- _Page extract_:
-- Opening Marker --

It can be said that reproducibility in machine learning hangs on the three core elements of any model:

  1. Code
  2. Data
  3. Environment.

Code: To achieve reproducibility, you must track and record changes in code and algorithms during experimentation.

Data: Adding new datasets, data distribution and sample changes will affect the outcome of a model. Dataset versioning and change tracking must be recorded to achieve reproducibility.

Environment: For a project to be reproducible, the environment it was built in must be captured. Framework dependencies, versions, the hardware used, and all other parts of the environment must be logged and easy to reproduce. Our environment should fulfil the following criteria:

  • Use the latest library and document version,
  • Be able to return to the previous state without destroying the setup,
  • Use identical versions on multiple machines,
  • Set randomization parameters,
  • Use all available computational power.

These three core elements combined make your model. The bridge between all three is what’s called the ML pipeline.

Now that we’ve covered the elements, let’s move on to reproducibility challenges in machine learning.

Reproducibility challenges in Machine Learning

1. Lack of records

This is arguably the biggest challenge to reproducible experiments in ML. When inputs and new decisions aren’t recorded, it generally makes it hard to replicate the results achieved. While experimenting, parameters such as hyperparameter values, batch sizes, changes. Without proper logging of changes in these parameters, it becomes difficult to understand and replicate the model.

2. Changes in data

It’s almost impossible to get the same result when the data on the original work has been changed. For instance, when new training data is added to the dataset after the results have been achieved, it’s impossible to get the same result.

Incorrect data transformation(cleaning, etc) on a dataset, changes in data distribution, etc also affects the chances of reproducibility.

3. Hyperparameter inconsistency 

When default hyperparameters are changed during experimentation and aren’t properly recorded, they will yield a different result. 

4. Randomness 

ML is full of randomization, especially in projects where lots of randomizations happen (random initializations, random noise introductions, random augmentations, selecting hidden layers, dropout, shuffling data, etc).

-- Closing Marker --

- _Data records_:

-- Opening Marker --

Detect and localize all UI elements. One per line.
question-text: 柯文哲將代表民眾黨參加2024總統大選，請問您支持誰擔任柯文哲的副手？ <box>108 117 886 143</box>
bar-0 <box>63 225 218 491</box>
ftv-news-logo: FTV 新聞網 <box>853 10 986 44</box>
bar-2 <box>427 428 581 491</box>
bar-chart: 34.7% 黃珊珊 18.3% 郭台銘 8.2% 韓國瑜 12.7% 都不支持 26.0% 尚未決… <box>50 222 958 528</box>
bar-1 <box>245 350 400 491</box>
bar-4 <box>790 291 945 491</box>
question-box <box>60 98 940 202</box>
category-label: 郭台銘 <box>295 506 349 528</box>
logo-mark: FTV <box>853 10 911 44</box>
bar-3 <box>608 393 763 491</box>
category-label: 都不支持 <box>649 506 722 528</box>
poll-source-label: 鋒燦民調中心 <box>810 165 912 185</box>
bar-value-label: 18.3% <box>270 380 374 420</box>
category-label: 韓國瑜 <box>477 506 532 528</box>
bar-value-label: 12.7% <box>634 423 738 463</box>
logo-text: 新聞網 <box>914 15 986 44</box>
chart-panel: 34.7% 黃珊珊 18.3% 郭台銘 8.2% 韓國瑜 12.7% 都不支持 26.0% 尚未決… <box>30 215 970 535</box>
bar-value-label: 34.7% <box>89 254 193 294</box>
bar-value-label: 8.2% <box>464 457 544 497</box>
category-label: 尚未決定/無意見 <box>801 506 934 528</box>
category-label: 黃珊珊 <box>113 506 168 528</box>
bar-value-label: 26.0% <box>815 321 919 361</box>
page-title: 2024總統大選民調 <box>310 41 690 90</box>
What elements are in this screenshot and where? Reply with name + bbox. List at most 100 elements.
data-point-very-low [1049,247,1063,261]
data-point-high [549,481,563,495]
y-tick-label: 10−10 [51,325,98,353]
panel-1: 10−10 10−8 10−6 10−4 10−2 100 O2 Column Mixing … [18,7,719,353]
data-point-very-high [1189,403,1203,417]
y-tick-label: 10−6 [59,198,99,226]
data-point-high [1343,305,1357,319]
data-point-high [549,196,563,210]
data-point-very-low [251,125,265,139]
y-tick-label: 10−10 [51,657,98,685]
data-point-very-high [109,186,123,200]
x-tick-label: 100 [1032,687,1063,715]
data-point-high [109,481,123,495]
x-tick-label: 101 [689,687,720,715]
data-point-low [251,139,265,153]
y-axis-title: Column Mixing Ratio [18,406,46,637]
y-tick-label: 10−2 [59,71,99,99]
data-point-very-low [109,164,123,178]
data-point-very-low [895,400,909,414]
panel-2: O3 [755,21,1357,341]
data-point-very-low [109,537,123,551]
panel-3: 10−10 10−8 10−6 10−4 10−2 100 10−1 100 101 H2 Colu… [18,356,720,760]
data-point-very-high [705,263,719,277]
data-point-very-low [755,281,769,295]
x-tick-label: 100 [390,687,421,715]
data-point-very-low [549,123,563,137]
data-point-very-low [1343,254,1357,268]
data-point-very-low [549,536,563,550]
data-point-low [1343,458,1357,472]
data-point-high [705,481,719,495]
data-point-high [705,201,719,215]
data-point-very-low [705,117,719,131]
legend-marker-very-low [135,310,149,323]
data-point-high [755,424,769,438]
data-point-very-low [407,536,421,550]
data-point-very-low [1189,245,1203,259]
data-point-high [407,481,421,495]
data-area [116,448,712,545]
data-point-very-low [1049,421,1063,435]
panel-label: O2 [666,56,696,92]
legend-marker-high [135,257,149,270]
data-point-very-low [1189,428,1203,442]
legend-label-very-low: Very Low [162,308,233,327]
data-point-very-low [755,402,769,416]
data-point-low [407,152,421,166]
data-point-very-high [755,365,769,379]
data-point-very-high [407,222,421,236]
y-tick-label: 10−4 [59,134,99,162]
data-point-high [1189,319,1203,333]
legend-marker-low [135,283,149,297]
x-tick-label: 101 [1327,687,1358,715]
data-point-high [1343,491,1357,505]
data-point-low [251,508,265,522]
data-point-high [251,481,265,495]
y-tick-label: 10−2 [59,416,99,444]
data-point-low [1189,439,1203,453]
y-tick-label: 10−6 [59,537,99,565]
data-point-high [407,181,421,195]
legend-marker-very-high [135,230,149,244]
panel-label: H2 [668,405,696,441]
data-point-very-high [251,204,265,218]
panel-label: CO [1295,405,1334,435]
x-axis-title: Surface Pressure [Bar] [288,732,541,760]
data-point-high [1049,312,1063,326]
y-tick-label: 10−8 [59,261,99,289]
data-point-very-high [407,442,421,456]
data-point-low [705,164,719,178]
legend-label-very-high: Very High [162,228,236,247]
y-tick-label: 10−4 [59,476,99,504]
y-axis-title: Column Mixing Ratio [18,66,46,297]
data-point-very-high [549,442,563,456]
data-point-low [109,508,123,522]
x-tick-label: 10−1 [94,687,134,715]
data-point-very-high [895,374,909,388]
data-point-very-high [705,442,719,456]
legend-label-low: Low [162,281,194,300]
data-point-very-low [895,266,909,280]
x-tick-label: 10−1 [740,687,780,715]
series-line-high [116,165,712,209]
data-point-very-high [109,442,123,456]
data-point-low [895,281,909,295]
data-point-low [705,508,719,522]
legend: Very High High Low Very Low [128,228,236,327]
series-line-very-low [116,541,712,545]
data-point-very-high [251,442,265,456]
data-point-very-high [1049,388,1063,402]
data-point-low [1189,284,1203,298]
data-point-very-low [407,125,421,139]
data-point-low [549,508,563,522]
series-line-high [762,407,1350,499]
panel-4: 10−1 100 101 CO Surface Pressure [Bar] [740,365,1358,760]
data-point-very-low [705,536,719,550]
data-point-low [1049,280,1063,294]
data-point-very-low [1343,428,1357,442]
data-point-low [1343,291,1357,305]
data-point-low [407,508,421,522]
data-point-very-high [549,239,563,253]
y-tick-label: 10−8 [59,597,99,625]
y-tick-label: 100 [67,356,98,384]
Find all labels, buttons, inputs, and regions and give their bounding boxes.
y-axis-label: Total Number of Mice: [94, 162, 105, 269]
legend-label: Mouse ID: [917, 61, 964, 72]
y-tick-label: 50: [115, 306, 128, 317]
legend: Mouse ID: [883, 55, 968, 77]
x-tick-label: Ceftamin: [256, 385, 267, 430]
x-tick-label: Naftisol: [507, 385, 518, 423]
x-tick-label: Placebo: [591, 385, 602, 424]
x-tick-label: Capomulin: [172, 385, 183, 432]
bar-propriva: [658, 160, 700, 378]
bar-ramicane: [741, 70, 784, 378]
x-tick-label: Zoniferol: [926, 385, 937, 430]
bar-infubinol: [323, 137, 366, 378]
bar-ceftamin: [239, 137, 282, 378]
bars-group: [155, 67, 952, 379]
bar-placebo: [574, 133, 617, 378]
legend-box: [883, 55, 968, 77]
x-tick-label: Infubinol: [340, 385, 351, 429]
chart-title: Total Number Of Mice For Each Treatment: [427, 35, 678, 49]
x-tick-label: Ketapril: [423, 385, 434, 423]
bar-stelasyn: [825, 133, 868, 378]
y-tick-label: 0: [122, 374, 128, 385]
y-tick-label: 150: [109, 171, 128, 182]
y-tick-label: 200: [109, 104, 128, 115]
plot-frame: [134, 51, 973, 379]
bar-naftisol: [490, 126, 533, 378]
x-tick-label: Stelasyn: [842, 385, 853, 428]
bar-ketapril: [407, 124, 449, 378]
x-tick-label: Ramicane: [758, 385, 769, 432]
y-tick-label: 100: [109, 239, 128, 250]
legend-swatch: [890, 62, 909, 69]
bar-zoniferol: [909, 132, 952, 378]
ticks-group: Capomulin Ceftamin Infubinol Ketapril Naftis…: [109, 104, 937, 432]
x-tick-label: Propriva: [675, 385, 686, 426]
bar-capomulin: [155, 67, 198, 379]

-- Closing Marker --

- _Task requirements_:
a: Please reproduce the passage on machine learning reproducibility, everything from "Environment: For a" down to "the ML pipeline.".
b: In the passage on machine learning reproducibility, what is the bridge between code, data, and environment called?

- _Responses to the exercise_:
a:
Environment: For a project to be reproducible, the environment it was built in must be captured. Framework dependencies, versions, the hardware used, and all other parts of the environment must be logged and easy to reproduce. Our environment should fulfil the following criteria:

  • Use the latest library and document version,
  • Be able to return to the previous state without destroying the setup,
  • Use identical versions on multiple machines,
  • Set randomization parameters,
  • Use all available computational power.

These three core elements combined make your model. The bridge between all three is what’s called the ML pipeline.

b: The ML pipeline.